— start of SUPPLIED RECORDS —

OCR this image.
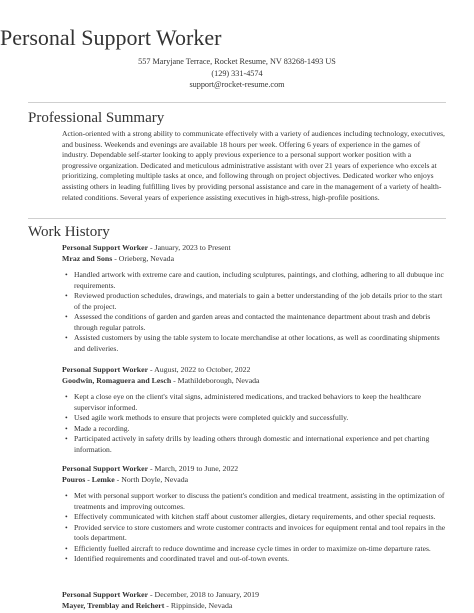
Personal Support Worker
557 Maryjane Terrace, Rocket Resume, NV 83268-1493 US
(129) 331-4574
support@rocket-resume.com
Professional Summary
Action-oriented with a strong ability to communicate effectively with a variety of audiences including technology, executives, and business. Weekends and evenings are available 18 hours per week. Offering 6 years of experience in the games of industry. Dependable self-starter looking to apply previous experience to a personal support worker position with a progressive organization. Dedicated and meticulous administrative assistant with over 21 years of experience who excels at prioritizing, completing multiple tasks at once, and following through on project objectives. Dedicated worker who enjoys assisting others in leading fulfilling lives by providing personal assistance and care in the management of a variety of health-related conditions. Several years of experience assisting executives in high-stress, high-profile positions.
Work History
Personal Support Worker - January, 2023 to Present
Mraz and Sons - Orieberg, Nevada
• Handled artwork with extreme care and caution, including sculptures, paintings, and clothing, adhering to all dubuque inc requirements.
• Reviewed production schedules, drawings, and materials to gain a better understanding of the job details prior to the start of the project.
• Assessed the conditions of garden and garden areas and contacted the maintenance department about trash and debris through regular patrols.
• Assisted customers by using the table system to locate merchandise at other locations, as well as coordinating shipments and deliveries.
Personal Support Worker - August, 2022 to October, 2022
Goodwin, Romaguera and Lesch - Mathildeborough, Nevada
• Kept a close eye on the client's vital signs, administered medications, and tracked behaviors to keep the healthcare supervisor informed.
• Used agile work methods to ensure that projects were completed quickly and successfully.
• Made a recording.
• Participated actively in safety drills by leading others through domestic and international experience and pet charting information.
Personal Support Worker - March, 2019 to June, 2022
Pouros - Lemke - North Doyle, Nevada
• Met with personal support worker to discuss the patient's condition and medical treatment, assisting in the optimization of treatments and improving outcomes.
• Effectively communicated with kitchen staff about customer allergies, dietary requirements, and other special requests.
• Provided service to store customers and wrote customer contracts and invoices for equipment rental and tool repairs in the tools department.
• Efficiently fuelled aircraft to reduce downtime and increase cycle times in order to maximize on-time departure rates.
• Identified requirements and coordinated travel and out-of-town events.
Personal Support Worker - December, 2018 to January, 2019
Mayer, Tremblay and Reichert - Rippinside, Nevada
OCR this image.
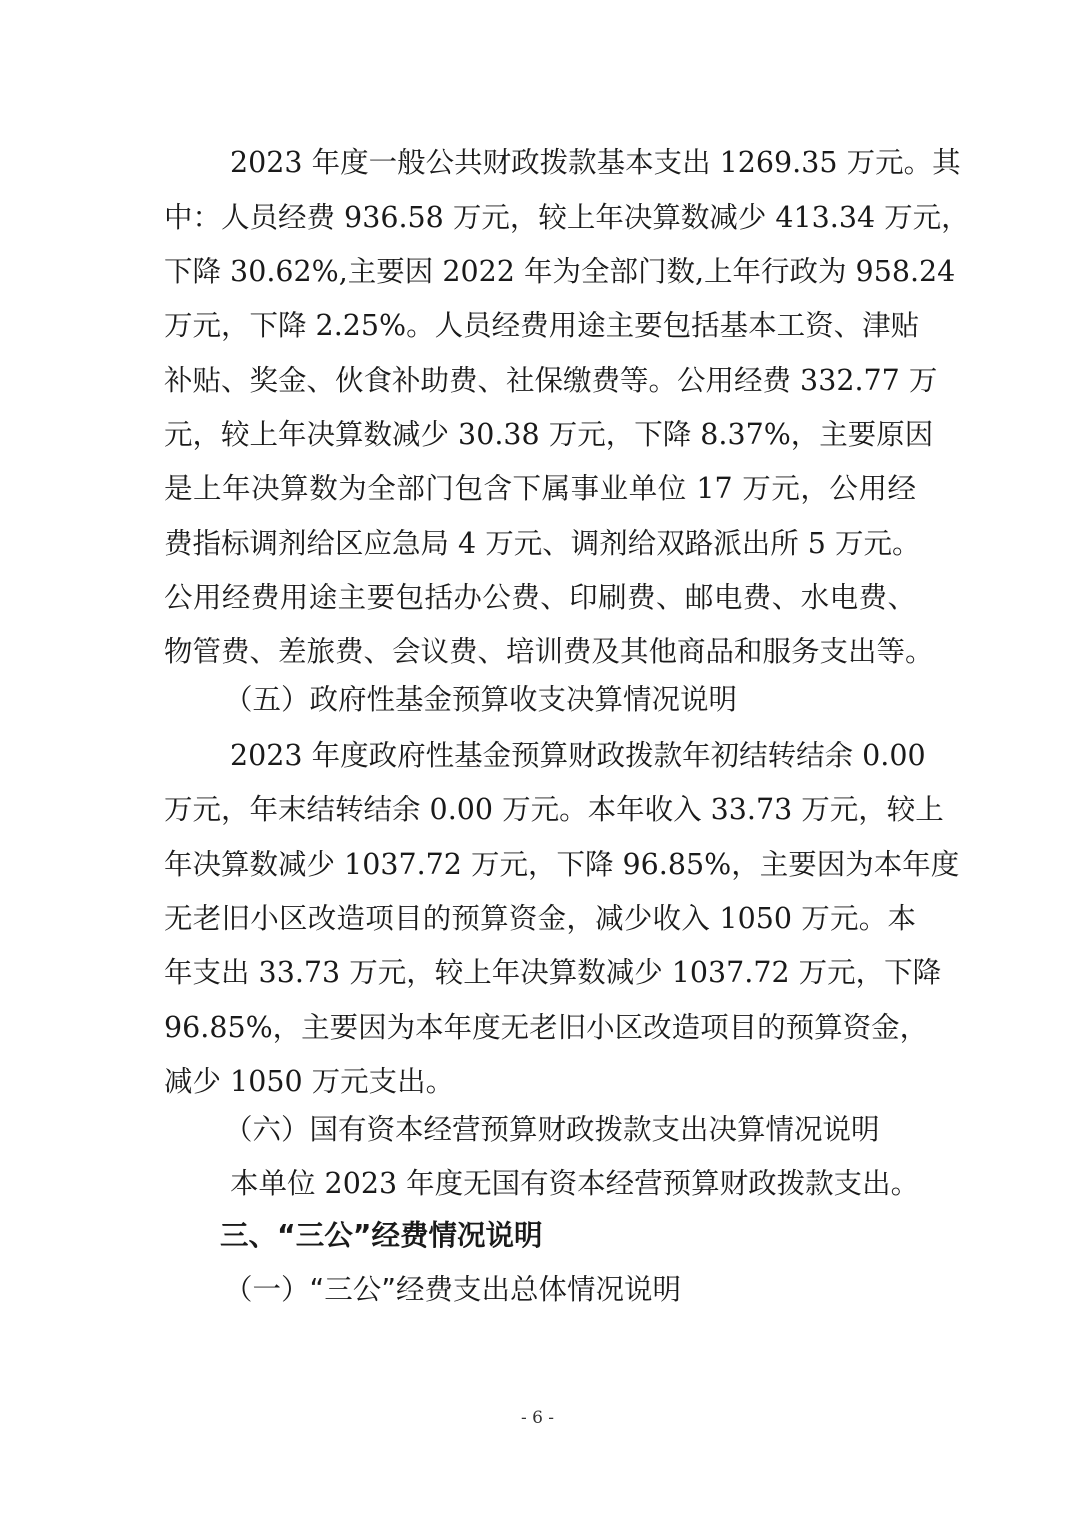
2023 年度一般公共财政拨款基本支出 1269.35 万元。其
中：人员经费 936.58 万元，较上年决算数减少 413.34 万元，
下降 30.62%,主要因 2022 年为全部门数,上年行政为 958.24
万元，下降 2.25%。人员经费用途主要包括基本工资、津贴
补贴、奖金、伙食补助费、社保缴费等。公用经费 332.77 万
元，较上年决算数减少 30.38 万元，下降 8.37%，主要原因
是上年决算数为全部门包含下属事业单位 17 万元，公用经
费指标调剂给区应急局 4 万元、调剂给双路派出所 5 万元。
公用经费用途主要包括办公费、印刷费、邮电费、水电费、
物管费、差旅费、会议费、培训费及其他商品和服务支出等。
（五）政府性基金预算收支决算情况说明
2023 年度政府性基金预算财政拨款年初结转结余 0.00
万元，年末结转结余 0.00 万元。本年收入 33.73 万元，较上
年决算数减少 1037.72 万元，下降 96.85%，主要因为本年度
无老旧小区改造项目的预算资金，减少收入 1050 万元。本
年支出 33.73 万元，较上年决算数减少 1037.72 万元，下降
96.85%，主要因为本年度无老旧小区改造项目的预算资金，
减少 1050 万元支出。
（六）国有资本经营预算财政拨款支出决算情况说明
本单位 2023 年度无国有资本经营预算财政拨款支出。
三、“三公”经费情况说明
（一）“三公”经费支出总体情况说明
- 6 -
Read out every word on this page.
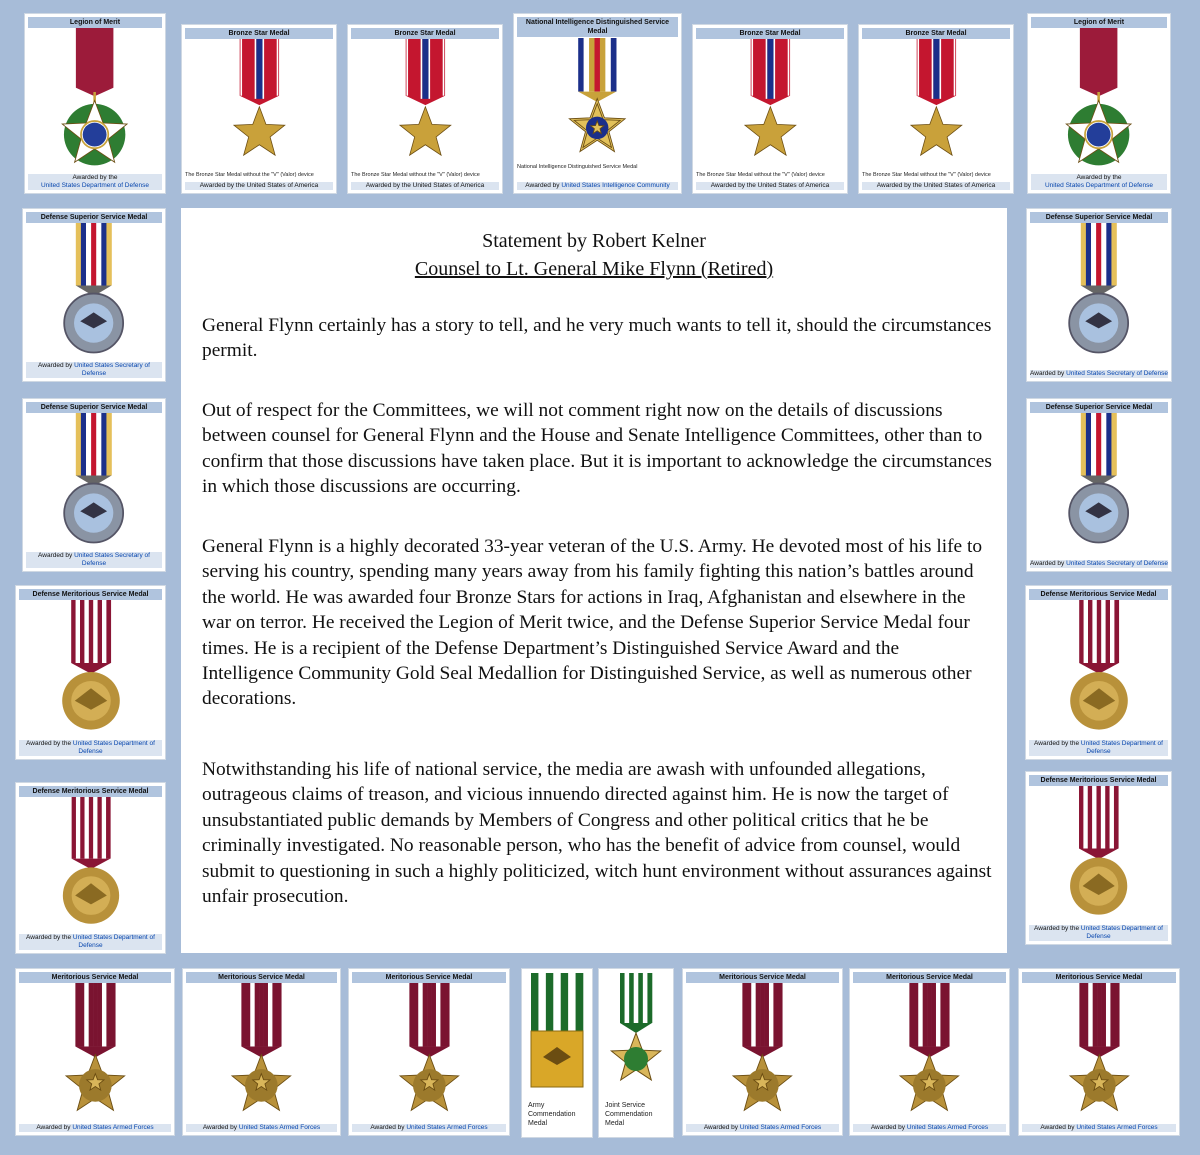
Legion of Merit
Awarded by the
United States Department of Defense
Bronze Star Medal
The Bronze Star Medal without the "V" (Valor) device
Awarded by the United States of America
Bronze Star Medal
The Bronze Star Medal without the "V" (Valor) device
Awarded by the United States of America
National Intelligence Distinguished Service Medal
National Intelligence Distinguished Service Medal
Awarded by United States Intelligence Community
Bronze Star Medal
The Bronze Star Medal without the "V" (Valor) device
Awarded by the United States of America
Bronze Star Medal
The Bronze Star Medal without the "V" (Valor) device
Awarded by the United States of America
Legion of Merit
Awarded by the
United States Department of Defense
Defense Superior Service Medal
Awarded by United States Secretary of Defense
Defense Superior Service Medal
Awarded by United States Secretary of Defense
Defense Meritorious Service Medal
Awarded by the United States Department of Defense
Defense Meritorious Service Medal
Awarded by the United States Department of Defense
Defense Superior Service Medal
Awarded by United States Secretary of Defense
Defense Superior Service Medal
Awarded by United States Secretary of Defense
Defense Meritorious Service Medal
Awarded by the United States Department of Defense
Defense Meritorious Service Medal
Awarded by the United States Department of Defense
Meritorious Service Medal
Awarded by United States Armed Forces
Meritorious Service Medal
Awarded by United States Armed Forces
Meritorious Service Medal
Awarded by United States Armed Forces
Army Commendation Medal
Joint Service Commendation Medal
Meritorious Service Medal
Awarded by United States Armed Forces
Meritorious Service Medal
Awarded by United States Armed Forces
Meritorious Service Medal
Awarded by United States Armed Forces
Statement by Robert Kelner
Counsel to Lt. General Mike Flynn (Retired)
General Flynn certainly has a story to tell, and he very much wants to tell it, should the circumstances permit.
Out of respect for the Committees, we will not comment right now on the details of discussions between counsel for General Flynn and the House and Senate Intelligence Committees, other than to confirm that those discussions have taken place. But it is important to acknowledge the circumstances in which those discussions are occurring.
General Flynn is a highly decorated 33-year veteran of the U.S. Army. He devoted most of his life to serving his country, spending many years away from his family fighting this nation’s battles around the world. He was awarded four Bronze Stars for actions in Iraq, Afghanistan and elsewhere in the war on terror. He received the Legion of Merit twice, and the Defense Superior Service Medal four times. He is a recipient of the Defense Department’s Distinguished Service Award and the Intelligence Community Gold Seal Medallion for Distinguished Service, as well as numerous other decorations.
Notwithstanding his life of national service, the media are awash with unfounded allegations, outrageous claims of treason, and vicious innuendo directed against him. He is now the target of unsubstantiated public demands by Members of Congress and other political critics that he be criminally investigated. No reasonable person, who has the benefit of advice from counsel, would submit to questioning in such a highly politicized, witch hunt environment without assurances against unfair prosecution.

— end of SUPPLIED RECORDS —

(THE TASK): The records above are to be quoted exactly, with all pictures left out.

(FULL RESPONSE):
OCR this image.
Personal Support Worker
557 Maryjane Terrace, Rocket Resume, NV 83268-1493 US
(129) 331-4574
support@rocket-resume.com
Professional Summary
Action-oriented with a strong ability to communicate effectively with a variety of audiences including technology, executives, and business. Weekends and evenings are available 18 hours per week. Offering 6 years of experience in the games of industry. Dependable self-starter looking to apply previous experience to a personal support worker position with a progressive organization. Dedicated and meticulous administrative assistant with over 21 years of experience who excels at prioritizing, completing multiple tasks at once, and following through on project objectives. Dedicated worker who enjoys assisting others in leading fulfilling lives by providing personal assistance and care in the management of a variety of health-related conditions. Several years of experience assisting executives in high-stress, high-profile positions.
Work History
Personal Support Worker - January, 2023 to Present
Mraz and Sons - Orieberg, Nevada
• Handled artwork with extreme care and caution, including sculptures, paintings, and clothing, adhering to all dubuque inc requirements.
• Reviewed production schedules, drawings, and materials to gain a better understanding of the job details prior to the start of the project.
• Assessed the conditions of garden and garden areas and contacted the maintenance department about trash and debris through regular patrols.
• Assisted customers by using the table system to locate merchandise at other locations, as well as coordinating shipments and deliveries.
Personal Support Worker - August, 2022 to October, 2022
Goodwin, Romaguera and Lesch - Mathildeborough, Nevada
• Kept a close eye on the client's vital signs, administered medications, and tracked behaviors to keep the healthcare supervisor informed.
• Used agile work methods to ensure that projects were completed quickly and successfully.
• Made a recording.
• Participated actively in safety drills by leading others through domestic and international experience and pet charting information.
Personal Support Worker - March, 2019 to June, 2022
Pouros - Lemke - North Doyle, Nevada
• Met with personal support worker to discuss the patient's condition and medical treatment, assisting in the optimization of treatments and improving outcomes.
• Effectively communicated with kitchen staff about customer allergies, dietary requirements, and other special requests.
• Provided service to store customers and wrote customer contracts and invoices for equipment rental and tool repairs in the tools department.
• Efficiently fuelled aircraft to reduce downtime and increase cycle times in order to maximize on-time departure rates.
• Identified requirements and coordinated travel and out-of-town events.
Personal Support Worker - December, 2018 to January, 2019
Mayer, Tremblay and Reichert - Rippinside, Nevada
OCR this image.
2023 年度一般公共财政拨款基本支出 1269.35 万元。其
中：人员经费 936.58 万元，较上年决算数减少 413.34 万元，
下降 30.62%,主要因 2022 年为全部门数,上年行政为 958.24
万元，下降 2.25%。人员经费用途主要包括基本工资、津贴
补贴、奖金、伙食补助费、社保缴费等。公用经费 332.77 万
元，较上年决算数减少 30.38 万元，下降 8.37%，主要原因
是上年决算数为全部门包含下属事业单位 17 万元，公用经
费指标调剂给区应急局 4 万元、调剂给双路派出所 5 万元。
公用经费用途主要包括办公费、印刷费、邮电费、水电费、
物管费、差旅费、会议费、培训费及其他商品和服务支出等。
（五）政府性基金预算收支决算情况说明
2023 年度政府性基金预算财政拨款年初结转结余 0.00
万元，年末结转结余 0.00 万元。本年收入 33.73 万元，较上
年决算数减少 1037.72 万元，下降 96.85%，主要因为本年度
无老旧小区改造项目的预算资金，减少收入 1050 万元。本
年支出 33.73 万元，较上年决算数减少 1037.72 万元，下降
96.85%，主要因为本年度无老旧小区改造项目的预算资金，
减少 1050 万元支出。
（六）国有资本经营预算财政拨款支出决算情况说明
本单位 2023 年度无国有资本经营预算财政拨款支出。
三、“三公”经费情况说明
（一）“三公”经费支出总体情况说明
- 6 -
Read out every word on this page.
Legion of Merit
Awarded by the
United States Department of Defense
Bronze Star Medal
The Bronze Star Medal without the "V" (Valor) device
Awarded by the United States of America
Bronze Star Medal
The Bronze Star Medal without the "V" (Valor) device
Awarded by the United States of America
National Intelligence Distinguished Service Medal
National Intelligence Distinguished Service Medal
Awarded by United States Intelligence Community
Bronze Star Medal
The Bronze Star Medal without the "V" (Valor) device
Awarded by the United States of America
Bronze Star Medal
The Bronze Star Medal without the "V" (Valor) device
Awarded by the United States of America
Legion of Merit
Awarded by the
United States Department of Defense
Defense Superior Service Medal
Awarded by United States Secretary of Defense
Defense Superior Service Medal
Awarded by United States Secretary of Defense
Defense Meritorious Service Medal
Awarded by the United States Department of Defense
Defense Meritorious Service Medal
Awarded by the United States Department of Defense
Defense Superior Service Medal
Awarded by United States Secretary of Defense
Defense Superior Service Medal
Awarded by United States Secretary of Defense
Defense Meritorious Service Medal
Awarded by the United States Department of Defense
Defense Meritorious Service Medal
Awarded by the United States Department of Defense
Meritorious Service Medal
Awarded by United States Armed Forces
Meritorious Service Medal
Awarded by United States Armed Forces
Meritorious Service Medal
Awarded by United States Armed Forces
Army Commendation Medal
Joint Service Commendation Medal
Meritorious Service Medal
Awarded by United States Armed Forces
Meritorious Service Medal
Awarded by United States Armed Forces
Meritorious Service Medal
Awarded by United States Armed Forces
Statement by Robert Kelner
Counsel to Lt. General Mike Flynn (Retired)
General Flynn certainly has a story to tell, and he very much wants to tell it, should the circumstances permit.
Out of respect for the Committees, we will not comment right now on the details of discussions between counsel for General Flynn and the House and Senate Intelligence Committees, other than to confirm that those discussions have taken place. But it is important to acknowledge the circumstances in which those discussions are occurring.
General Flynn is a highly decorated 33-year veteran of the U.S. Army. He devoted most of his life to serving his country, spending many years away from his family fighting this nation’s battles around the world. He was awarded four Bronze Stars for actions in Iraq, Afghanistan and elsewhere in the war on terror. He received the Legion of Merit twice, and the Defense Superior Service Medal four times. He is a recipient of the Defense Department’s Distinguished Service Award and the Intelligence Community Gold Seal Medallion for Distinguished Service, as well as numerous other decorations.
Notwithstanding his life of national service, the media are awash with unfounded allegations, outrageous claims of treason, and vicious innuendo directed against him. He is now the target of unsubstantiated public demands by Members of Congress and other political critics that he be criminally investigated. No reasonable person, who has the benefit of advice from counsel, would submit to questioning in such a highly politicized, witch hunt environment without assurances against unfair prosecution.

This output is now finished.